[Work instructions] Give the number of lines containing the word "percent" and nothing more.

[Material to process]
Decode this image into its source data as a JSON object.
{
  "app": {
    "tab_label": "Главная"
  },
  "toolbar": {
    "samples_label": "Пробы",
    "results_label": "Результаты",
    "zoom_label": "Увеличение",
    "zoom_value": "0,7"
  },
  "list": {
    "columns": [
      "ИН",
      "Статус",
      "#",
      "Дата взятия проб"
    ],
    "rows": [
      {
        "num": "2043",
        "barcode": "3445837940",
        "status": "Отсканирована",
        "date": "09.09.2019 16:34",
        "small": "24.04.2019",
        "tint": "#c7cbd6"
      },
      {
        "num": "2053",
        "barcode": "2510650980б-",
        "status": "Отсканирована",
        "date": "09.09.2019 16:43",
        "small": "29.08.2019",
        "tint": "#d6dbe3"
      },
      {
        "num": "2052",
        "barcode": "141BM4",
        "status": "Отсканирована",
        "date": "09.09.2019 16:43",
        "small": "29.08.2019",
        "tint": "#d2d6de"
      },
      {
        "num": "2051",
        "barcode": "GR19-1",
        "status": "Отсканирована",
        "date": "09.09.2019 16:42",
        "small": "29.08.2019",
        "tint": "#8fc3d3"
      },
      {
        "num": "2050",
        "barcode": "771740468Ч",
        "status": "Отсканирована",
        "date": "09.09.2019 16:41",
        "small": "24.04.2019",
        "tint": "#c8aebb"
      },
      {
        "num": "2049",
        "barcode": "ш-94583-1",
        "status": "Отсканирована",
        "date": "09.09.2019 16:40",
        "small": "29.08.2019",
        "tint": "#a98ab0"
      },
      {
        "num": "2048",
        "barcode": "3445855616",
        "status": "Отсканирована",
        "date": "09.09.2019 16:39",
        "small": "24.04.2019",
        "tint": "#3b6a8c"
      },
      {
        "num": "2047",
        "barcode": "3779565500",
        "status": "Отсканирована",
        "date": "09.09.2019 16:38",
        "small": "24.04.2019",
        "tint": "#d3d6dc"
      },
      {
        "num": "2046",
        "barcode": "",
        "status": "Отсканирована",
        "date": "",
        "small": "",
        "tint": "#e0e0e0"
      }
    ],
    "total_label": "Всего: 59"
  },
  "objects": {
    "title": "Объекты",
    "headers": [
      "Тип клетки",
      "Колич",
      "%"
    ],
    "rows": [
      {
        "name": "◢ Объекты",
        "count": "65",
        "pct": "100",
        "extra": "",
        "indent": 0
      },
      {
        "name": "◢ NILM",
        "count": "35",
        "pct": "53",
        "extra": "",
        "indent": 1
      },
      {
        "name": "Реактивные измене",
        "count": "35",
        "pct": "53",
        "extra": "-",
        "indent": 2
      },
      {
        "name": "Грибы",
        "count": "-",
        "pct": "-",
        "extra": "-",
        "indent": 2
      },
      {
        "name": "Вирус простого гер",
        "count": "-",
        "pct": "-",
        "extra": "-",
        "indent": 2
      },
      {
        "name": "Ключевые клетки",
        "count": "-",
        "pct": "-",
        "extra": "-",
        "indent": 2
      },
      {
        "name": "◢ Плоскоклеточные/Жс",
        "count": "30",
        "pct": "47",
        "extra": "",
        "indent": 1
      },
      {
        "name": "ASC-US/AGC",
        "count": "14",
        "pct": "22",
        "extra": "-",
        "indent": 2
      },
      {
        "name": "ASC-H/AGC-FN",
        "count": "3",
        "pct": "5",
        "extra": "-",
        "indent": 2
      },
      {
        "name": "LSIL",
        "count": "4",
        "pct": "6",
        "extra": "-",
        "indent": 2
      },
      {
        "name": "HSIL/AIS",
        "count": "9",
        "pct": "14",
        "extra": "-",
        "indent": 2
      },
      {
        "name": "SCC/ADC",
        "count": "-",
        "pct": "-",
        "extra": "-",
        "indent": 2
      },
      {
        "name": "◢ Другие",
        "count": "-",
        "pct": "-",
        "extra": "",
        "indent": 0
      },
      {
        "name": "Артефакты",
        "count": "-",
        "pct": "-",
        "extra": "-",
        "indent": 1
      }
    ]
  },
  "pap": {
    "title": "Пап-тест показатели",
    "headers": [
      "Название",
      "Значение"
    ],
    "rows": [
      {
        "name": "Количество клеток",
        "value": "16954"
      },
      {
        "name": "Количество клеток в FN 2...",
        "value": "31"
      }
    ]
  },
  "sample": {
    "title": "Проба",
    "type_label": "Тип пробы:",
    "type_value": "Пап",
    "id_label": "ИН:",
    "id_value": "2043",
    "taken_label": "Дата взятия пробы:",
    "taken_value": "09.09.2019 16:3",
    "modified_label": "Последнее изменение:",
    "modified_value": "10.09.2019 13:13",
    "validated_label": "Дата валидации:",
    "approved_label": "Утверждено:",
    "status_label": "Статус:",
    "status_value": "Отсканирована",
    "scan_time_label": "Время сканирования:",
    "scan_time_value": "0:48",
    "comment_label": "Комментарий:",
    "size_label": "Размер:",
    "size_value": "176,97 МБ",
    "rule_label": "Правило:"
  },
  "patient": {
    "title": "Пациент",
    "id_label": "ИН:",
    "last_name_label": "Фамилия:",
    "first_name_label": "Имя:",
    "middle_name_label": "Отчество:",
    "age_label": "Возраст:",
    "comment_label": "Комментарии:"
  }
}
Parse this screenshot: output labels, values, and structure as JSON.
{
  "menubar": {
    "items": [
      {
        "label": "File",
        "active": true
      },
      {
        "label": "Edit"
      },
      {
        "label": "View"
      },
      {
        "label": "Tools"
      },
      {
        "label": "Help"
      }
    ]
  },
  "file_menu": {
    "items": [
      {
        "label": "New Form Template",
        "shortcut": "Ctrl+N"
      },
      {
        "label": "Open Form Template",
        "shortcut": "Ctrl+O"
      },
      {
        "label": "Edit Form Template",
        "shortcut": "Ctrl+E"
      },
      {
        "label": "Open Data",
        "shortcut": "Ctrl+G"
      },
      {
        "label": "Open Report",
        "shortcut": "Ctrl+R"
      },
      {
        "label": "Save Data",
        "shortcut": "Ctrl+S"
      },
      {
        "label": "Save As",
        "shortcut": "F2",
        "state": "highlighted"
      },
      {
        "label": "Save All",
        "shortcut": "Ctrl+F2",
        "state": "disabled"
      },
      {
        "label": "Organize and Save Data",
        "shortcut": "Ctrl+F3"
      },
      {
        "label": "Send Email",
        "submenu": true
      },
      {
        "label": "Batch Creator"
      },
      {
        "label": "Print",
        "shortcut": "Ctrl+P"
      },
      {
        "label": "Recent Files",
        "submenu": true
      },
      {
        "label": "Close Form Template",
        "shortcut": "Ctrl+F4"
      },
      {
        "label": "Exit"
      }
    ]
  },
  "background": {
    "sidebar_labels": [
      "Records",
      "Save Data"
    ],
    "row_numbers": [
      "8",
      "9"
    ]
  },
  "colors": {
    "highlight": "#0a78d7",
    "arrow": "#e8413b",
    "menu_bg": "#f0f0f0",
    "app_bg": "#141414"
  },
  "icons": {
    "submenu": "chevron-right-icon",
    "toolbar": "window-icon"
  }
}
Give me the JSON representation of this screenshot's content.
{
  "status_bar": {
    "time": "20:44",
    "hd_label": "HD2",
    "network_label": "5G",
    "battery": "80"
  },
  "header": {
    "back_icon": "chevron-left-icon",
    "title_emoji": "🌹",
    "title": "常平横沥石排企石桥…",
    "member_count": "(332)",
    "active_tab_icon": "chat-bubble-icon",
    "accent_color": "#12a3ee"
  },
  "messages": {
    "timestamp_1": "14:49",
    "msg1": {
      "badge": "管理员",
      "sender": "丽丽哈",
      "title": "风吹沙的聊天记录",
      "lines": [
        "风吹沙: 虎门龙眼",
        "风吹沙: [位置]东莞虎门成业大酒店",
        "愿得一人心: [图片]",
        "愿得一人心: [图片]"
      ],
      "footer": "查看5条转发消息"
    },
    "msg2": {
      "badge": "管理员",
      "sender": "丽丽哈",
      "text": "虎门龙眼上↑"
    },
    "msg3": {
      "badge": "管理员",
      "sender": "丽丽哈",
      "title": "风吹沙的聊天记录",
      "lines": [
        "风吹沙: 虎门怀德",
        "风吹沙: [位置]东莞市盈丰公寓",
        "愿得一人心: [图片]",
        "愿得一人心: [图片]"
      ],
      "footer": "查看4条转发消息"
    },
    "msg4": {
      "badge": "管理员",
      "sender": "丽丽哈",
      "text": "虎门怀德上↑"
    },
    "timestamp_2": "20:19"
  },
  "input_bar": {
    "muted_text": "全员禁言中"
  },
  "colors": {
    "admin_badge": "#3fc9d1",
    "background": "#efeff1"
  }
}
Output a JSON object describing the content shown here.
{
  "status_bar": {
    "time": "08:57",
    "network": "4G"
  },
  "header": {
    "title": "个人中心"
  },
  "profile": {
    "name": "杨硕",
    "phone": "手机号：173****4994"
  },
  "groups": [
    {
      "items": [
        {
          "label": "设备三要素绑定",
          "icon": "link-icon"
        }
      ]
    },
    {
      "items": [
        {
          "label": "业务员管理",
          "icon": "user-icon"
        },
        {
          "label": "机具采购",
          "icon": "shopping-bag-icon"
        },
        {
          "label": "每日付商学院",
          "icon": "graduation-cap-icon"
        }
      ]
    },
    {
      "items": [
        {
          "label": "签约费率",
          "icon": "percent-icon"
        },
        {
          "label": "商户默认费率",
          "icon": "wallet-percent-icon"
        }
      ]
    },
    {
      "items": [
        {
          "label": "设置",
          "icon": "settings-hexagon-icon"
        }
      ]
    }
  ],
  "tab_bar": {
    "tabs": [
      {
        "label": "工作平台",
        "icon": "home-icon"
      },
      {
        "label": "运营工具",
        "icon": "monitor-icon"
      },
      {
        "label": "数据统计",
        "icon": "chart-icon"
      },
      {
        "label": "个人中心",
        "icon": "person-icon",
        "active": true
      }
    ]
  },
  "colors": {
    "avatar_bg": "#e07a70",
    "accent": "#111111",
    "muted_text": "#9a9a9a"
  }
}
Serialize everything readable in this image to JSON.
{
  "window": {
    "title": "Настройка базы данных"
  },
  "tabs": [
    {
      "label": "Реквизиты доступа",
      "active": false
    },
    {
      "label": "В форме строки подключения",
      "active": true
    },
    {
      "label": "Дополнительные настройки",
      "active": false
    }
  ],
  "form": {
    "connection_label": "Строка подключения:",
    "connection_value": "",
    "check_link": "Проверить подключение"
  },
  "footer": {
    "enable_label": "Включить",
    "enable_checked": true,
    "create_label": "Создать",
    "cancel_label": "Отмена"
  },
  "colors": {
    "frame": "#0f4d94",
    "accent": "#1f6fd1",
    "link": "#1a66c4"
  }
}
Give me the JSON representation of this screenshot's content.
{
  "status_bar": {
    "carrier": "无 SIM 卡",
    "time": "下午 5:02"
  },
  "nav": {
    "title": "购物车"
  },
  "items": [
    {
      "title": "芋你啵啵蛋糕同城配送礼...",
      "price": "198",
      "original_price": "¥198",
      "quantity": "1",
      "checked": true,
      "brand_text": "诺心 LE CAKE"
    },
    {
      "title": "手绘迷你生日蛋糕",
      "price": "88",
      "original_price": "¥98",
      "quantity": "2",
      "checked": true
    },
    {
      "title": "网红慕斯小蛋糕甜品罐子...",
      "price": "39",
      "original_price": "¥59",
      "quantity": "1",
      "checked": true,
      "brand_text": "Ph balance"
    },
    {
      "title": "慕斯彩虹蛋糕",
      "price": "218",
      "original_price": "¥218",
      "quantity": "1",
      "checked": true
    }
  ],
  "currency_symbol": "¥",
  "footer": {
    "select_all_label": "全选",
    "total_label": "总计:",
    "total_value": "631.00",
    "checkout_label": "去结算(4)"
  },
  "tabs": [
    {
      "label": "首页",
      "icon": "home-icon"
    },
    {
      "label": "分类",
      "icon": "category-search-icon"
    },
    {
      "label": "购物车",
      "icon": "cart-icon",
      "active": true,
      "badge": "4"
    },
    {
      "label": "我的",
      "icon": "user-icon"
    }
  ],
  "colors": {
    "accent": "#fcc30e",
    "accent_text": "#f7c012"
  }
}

[Task answer] 2